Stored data
——

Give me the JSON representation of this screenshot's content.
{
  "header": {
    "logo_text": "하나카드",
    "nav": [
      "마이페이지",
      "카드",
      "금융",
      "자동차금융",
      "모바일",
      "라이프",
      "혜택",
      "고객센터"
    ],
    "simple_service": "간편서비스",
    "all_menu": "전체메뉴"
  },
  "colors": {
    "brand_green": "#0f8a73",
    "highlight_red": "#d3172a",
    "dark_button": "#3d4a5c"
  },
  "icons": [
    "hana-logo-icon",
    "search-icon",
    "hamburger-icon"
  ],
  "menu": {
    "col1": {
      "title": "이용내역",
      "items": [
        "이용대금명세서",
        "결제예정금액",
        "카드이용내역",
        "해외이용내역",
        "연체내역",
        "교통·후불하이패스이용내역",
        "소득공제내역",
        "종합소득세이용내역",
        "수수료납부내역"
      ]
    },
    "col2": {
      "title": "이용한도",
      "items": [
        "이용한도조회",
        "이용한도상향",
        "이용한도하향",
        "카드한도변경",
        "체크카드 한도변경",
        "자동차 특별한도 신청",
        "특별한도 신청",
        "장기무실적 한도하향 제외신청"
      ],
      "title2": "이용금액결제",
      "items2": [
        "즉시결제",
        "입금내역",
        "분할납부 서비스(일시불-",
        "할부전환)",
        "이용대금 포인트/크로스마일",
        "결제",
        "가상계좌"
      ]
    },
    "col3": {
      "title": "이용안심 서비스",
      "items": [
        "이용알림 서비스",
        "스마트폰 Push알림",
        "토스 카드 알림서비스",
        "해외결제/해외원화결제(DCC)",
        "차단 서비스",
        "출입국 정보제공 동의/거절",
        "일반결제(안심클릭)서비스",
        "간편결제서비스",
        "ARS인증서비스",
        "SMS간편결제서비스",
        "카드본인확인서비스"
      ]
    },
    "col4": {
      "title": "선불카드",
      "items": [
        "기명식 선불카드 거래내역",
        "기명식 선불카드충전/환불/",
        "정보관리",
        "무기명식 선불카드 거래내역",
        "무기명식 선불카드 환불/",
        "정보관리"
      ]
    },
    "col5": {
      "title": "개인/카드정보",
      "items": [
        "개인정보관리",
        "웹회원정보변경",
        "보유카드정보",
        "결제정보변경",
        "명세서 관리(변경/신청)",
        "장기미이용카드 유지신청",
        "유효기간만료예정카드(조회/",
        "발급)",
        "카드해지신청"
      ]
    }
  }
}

——

- TASK: Retype the material in full. Each word must match.

- ANSWER IN FULL:
Give me the JSON representation of this screenshot's content.
{
  "header": {
    "logo_text": "하나카드",
    "nav": [
      "마이페이지",
      "카드",
      "금융",
      "자동차금융",
      "모바일",
      "라이프",
      "혜택",
      "고객센터"
    ],
    "simple_service": "간편서비스",
    "all_menu": "전체메뉴"
  },
  "colors": {
    "brand_green": "#0f8a73",
    "highlight_red": "#d3172a",
    "dark_button": "#3d4a5c"
  },
  "icons": [
    "hana-logo-icon",
    "search-icon",
    "hamburger-icon"
  ],
  "menu": {
    "col1": {
      "title": "이용내역",
      "items": [
        "이용대금명세서",
        "결제예정금액",
        "카드이용내역",
        "해외이용내역",
        "연체내역",
        "교통·후불하이패스이용내역",
        "소득공제내역",
        "종합소득세이용내역",
        "수수료납부내역"
      ]
    },
    "col2": {
      "title": "이용한도",
      "items": [
        "이용한도조회",
        "이용한도상향",
        "이용한도하향",
        "카드한도변경",
        "체크카드 한도변경",
        "자동차 특별한도 신청",
        "특별한도 신청",
        "장기무실적 한도하향 제외신청"
      ],
      "title2": "이용금액결제",
      "items2": [
        "즉시결제",
        "입금내역",
        "분할납부 서비스(일시불-",
        "할부전환)",
        "이용대금 포인트/크로스마일",
        "결제",
        "가상계좌"
      ]
    },
    "col3": {
      "title": "이용안심 서비스",
      "items": [
        "이용알림 서비스",
        "스마트폰 Push알림",
        "토스 카드 알림서비스",
        "해외결제/해외원화결제(DCC)",
        "차단 서비스",
        "출입국 정보제공 동의/거절",
        "일반결제(안심클릭)서비스",
        "간편결제서비스",
        "ARS인증서비스",
        "SMS간편결제서비스",
        "카드본인확인서비스"
      ]
    },
    "col4": {
      "title": "선불카드",
      "items": [
        "기명식 선불카드 거래내역",
        "기명식 선불카드충전/환불/",
        "정보관리",
        "무기명식 선불카드 거래내역",
        "무기명식 선불카드 환불/",
        "정보관리"
      ]
    },
    "col5": {
      "title": "개인/카드정보",
      "items": [
        "개인정보관리",
        "웹회원정보변경",
        "보유카드정보",
        "결제정보변경",
        "명세서 관리(변경/신청)",
        "장기미이용카드 유지신청",
        "유효기간만료예정카드(조회/",
        "발급)",
        "카드해지신청"
      ]
    }
  }
}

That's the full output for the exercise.